• [TASK DETAILS]:
How many lines of the material below contain the string "Restitus"? Answer with the number and nothing else.

• [MATERIAL]:
<<<<

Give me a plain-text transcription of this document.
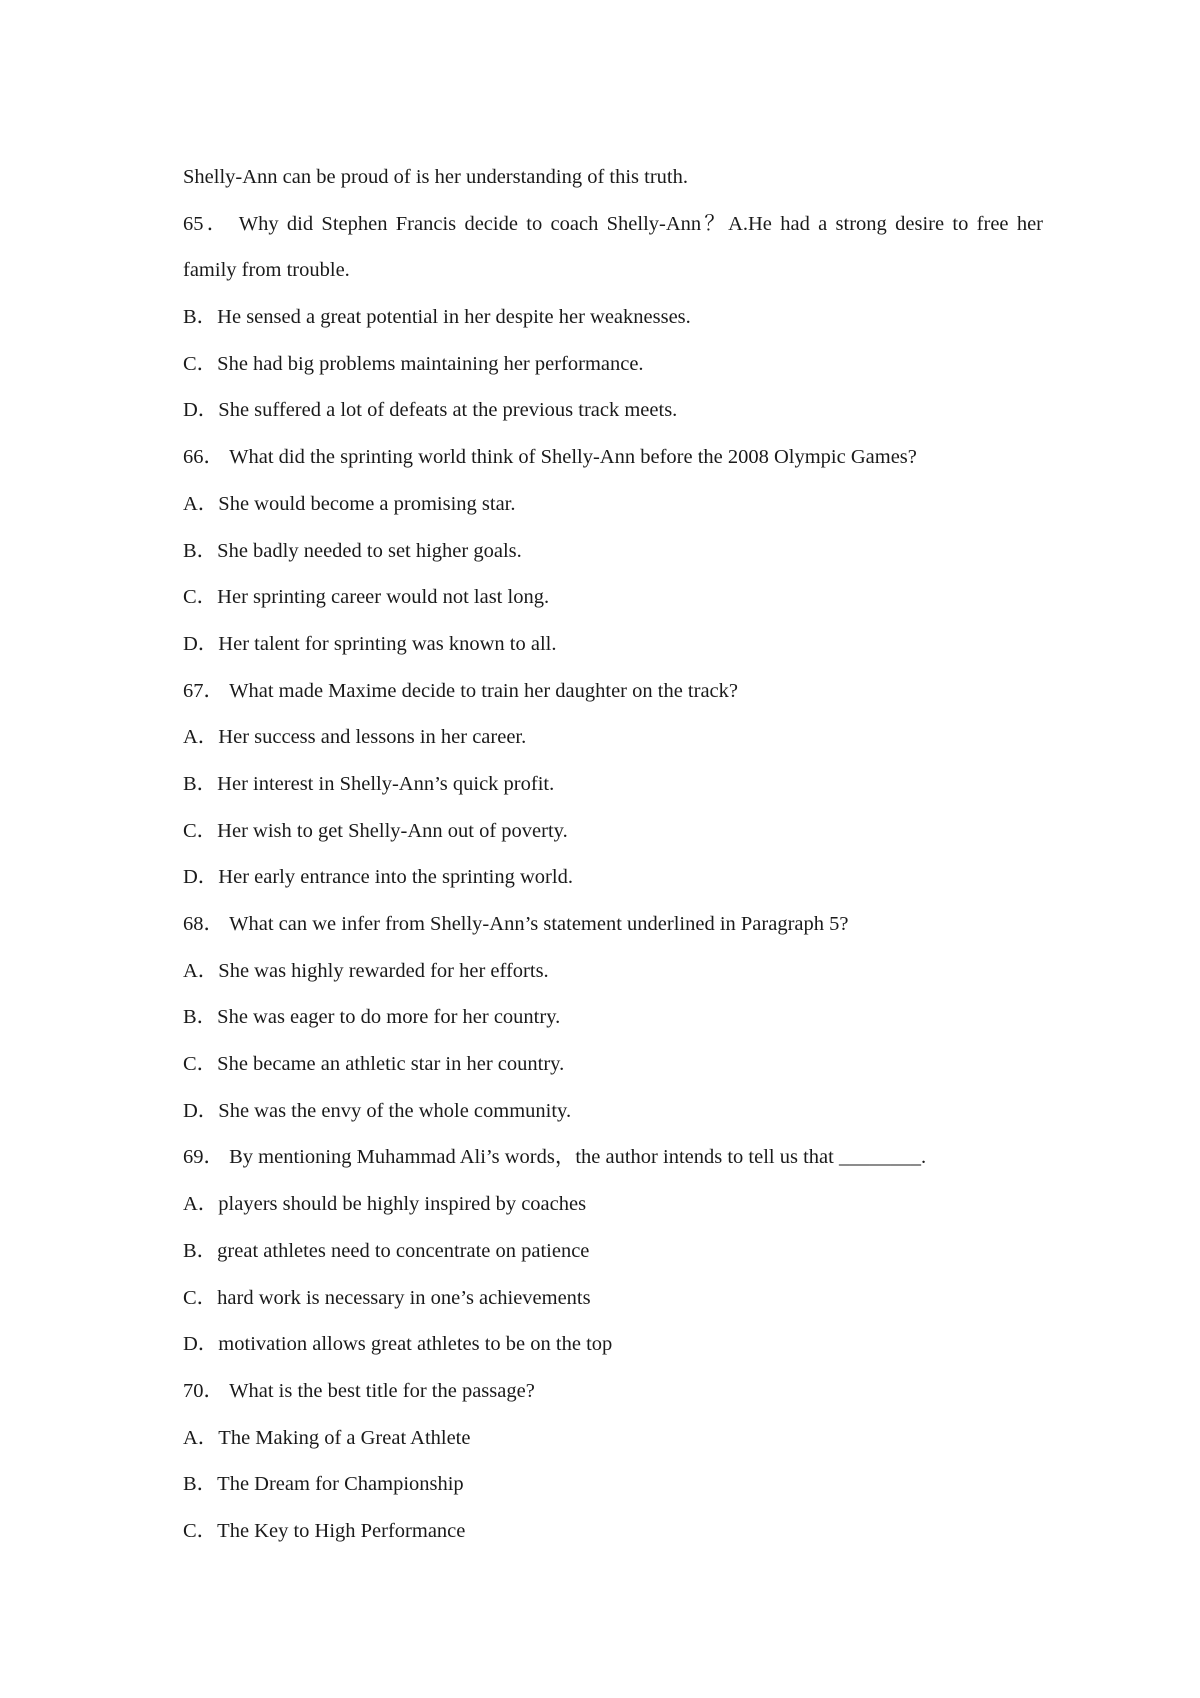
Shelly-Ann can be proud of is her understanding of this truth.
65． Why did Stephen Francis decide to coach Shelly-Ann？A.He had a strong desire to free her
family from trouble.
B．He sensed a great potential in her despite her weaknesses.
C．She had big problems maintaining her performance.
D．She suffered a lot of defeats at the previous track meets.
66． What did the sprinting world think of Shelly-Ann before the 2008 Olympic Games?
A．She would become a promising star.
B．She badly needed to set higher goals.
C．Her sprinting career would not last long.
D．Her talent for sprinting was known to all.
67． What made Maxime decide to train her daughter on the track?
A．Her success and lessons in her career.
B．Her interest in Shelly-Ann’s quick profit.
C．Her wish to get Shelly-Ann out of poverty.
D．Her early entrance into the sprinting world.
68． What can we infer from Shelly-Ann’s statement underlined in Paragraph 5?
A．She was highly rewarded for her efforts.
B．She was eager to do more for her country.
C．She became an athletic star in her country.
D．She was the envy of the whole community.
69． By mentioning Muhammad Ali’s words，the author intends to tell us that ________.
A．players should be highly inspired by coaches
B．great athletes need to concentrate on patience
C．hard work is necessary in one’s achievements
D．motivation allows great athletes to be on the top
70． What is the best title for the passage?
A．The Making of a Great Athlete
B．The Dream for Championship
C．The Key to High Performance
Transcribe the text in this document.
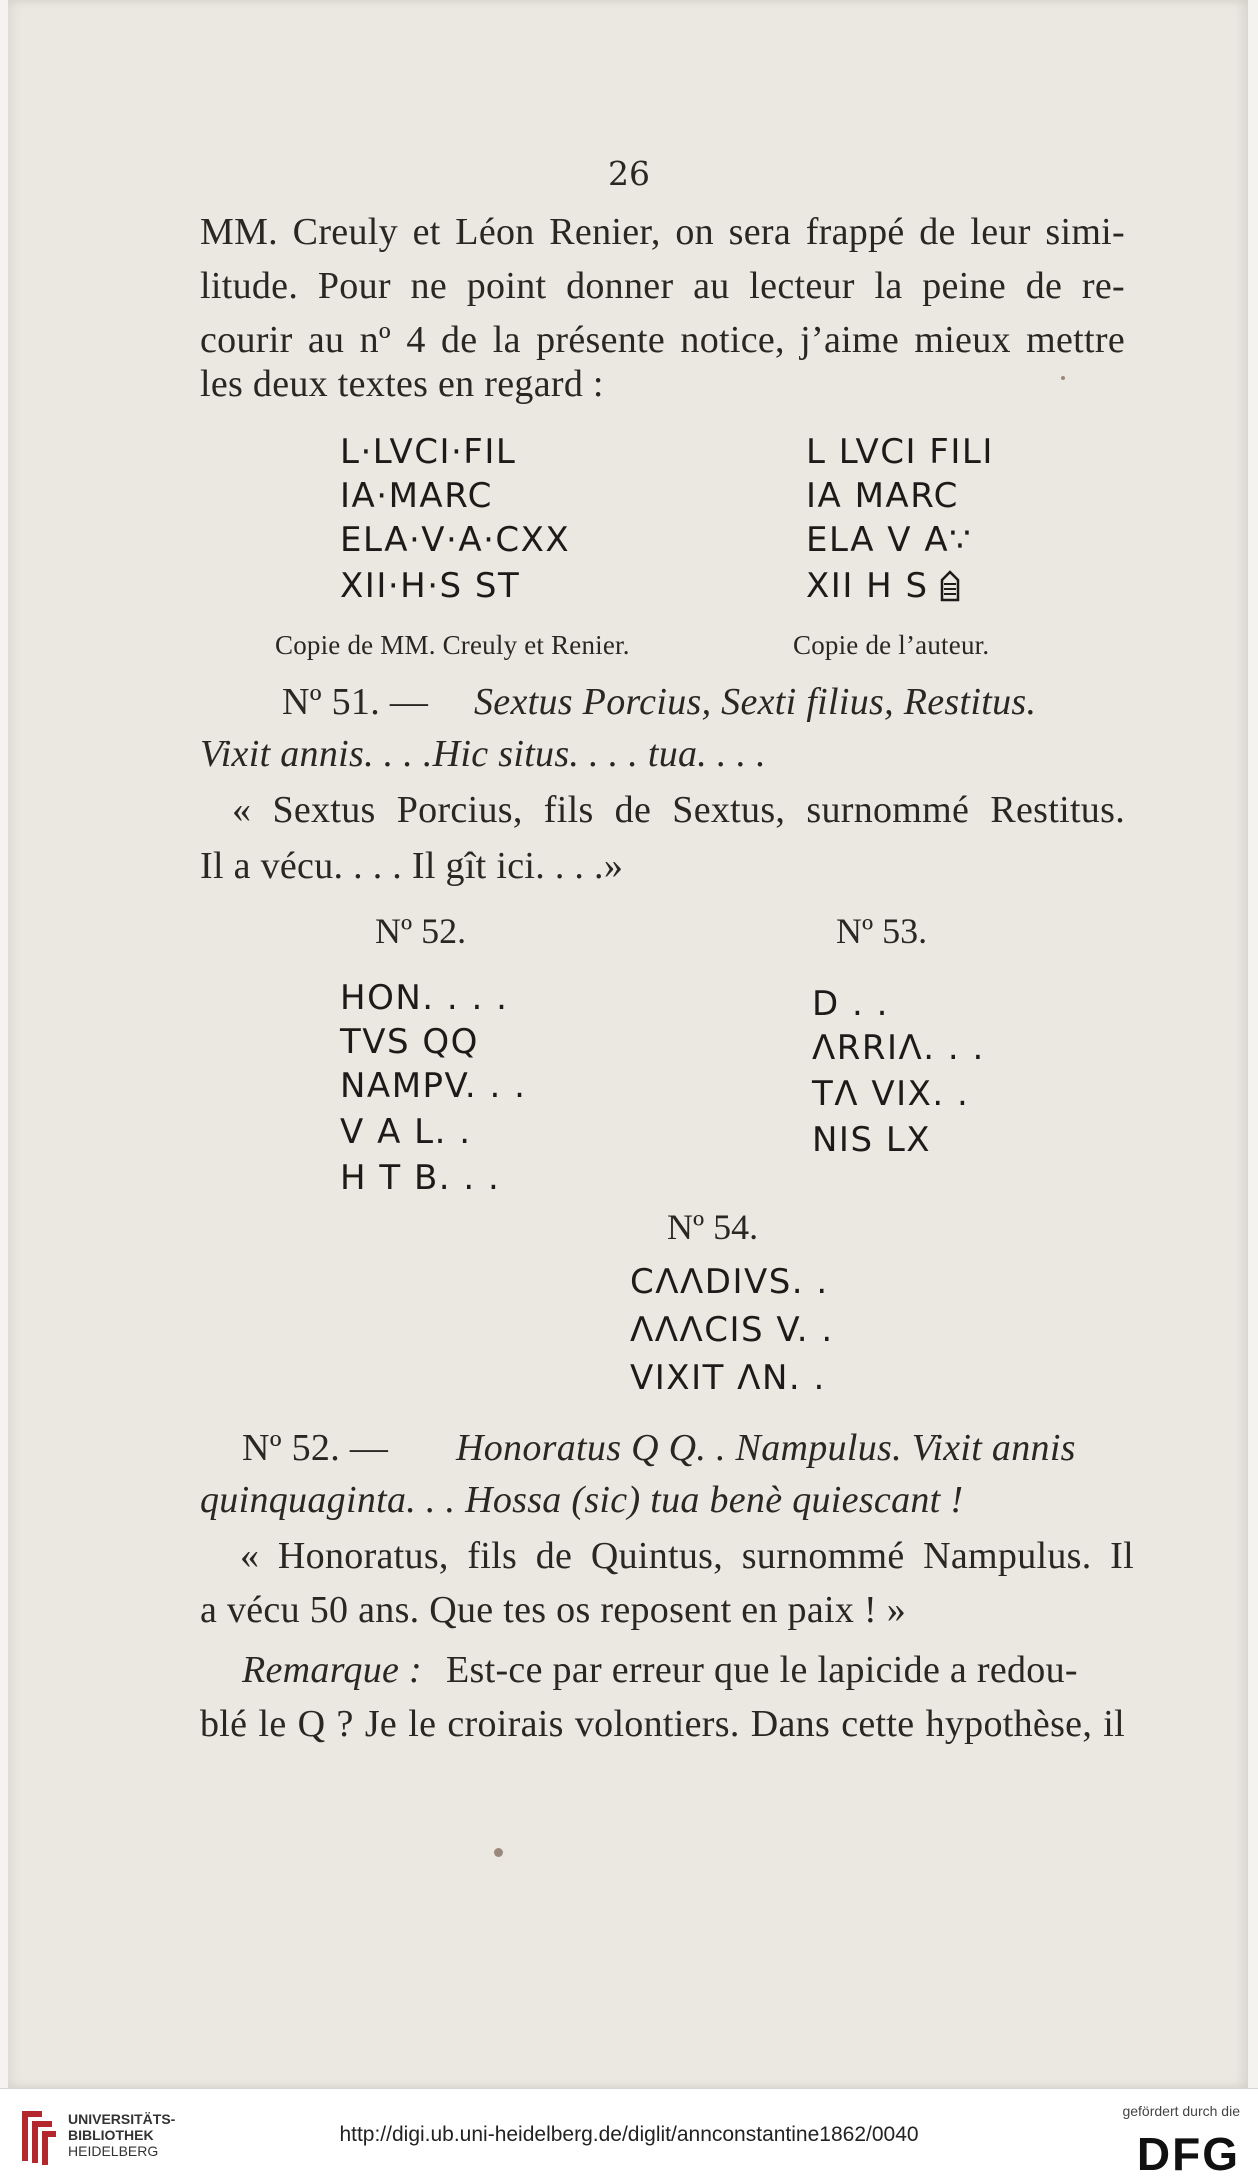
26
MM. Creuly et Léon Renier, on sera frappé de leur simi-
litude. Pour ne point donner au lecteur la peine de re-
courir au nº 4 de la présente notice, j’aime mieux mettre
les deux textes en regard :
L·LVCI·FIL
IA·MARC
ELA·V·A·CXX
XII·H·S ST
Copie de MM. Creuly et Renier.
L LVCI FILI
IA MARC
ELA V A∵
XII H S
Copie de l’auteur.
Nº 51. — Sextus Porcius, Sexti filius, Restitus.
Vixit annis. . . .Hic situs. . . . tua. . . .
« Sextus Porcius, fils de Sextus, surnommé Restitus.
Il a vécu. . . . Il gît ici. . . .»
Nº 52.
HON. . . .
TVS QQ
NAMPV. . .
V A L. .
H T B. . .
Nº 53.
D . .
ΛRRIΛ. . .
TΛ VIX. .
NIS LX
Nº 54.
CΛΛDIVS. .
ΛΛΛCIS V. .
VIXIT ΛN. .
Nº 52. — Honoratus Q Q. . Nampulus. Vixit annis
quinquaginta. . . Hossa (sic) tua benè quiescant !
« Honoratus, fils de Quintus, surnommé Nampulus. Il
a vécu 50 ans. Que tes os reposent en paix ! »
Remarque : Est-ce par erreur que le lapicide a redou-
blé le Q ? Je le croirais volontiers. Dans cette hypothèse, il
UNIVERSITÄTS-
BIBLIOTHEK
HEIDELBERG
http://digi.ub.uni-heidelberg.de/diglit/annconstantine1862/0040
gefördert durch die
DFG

>>>>

• [ANSWER]:
2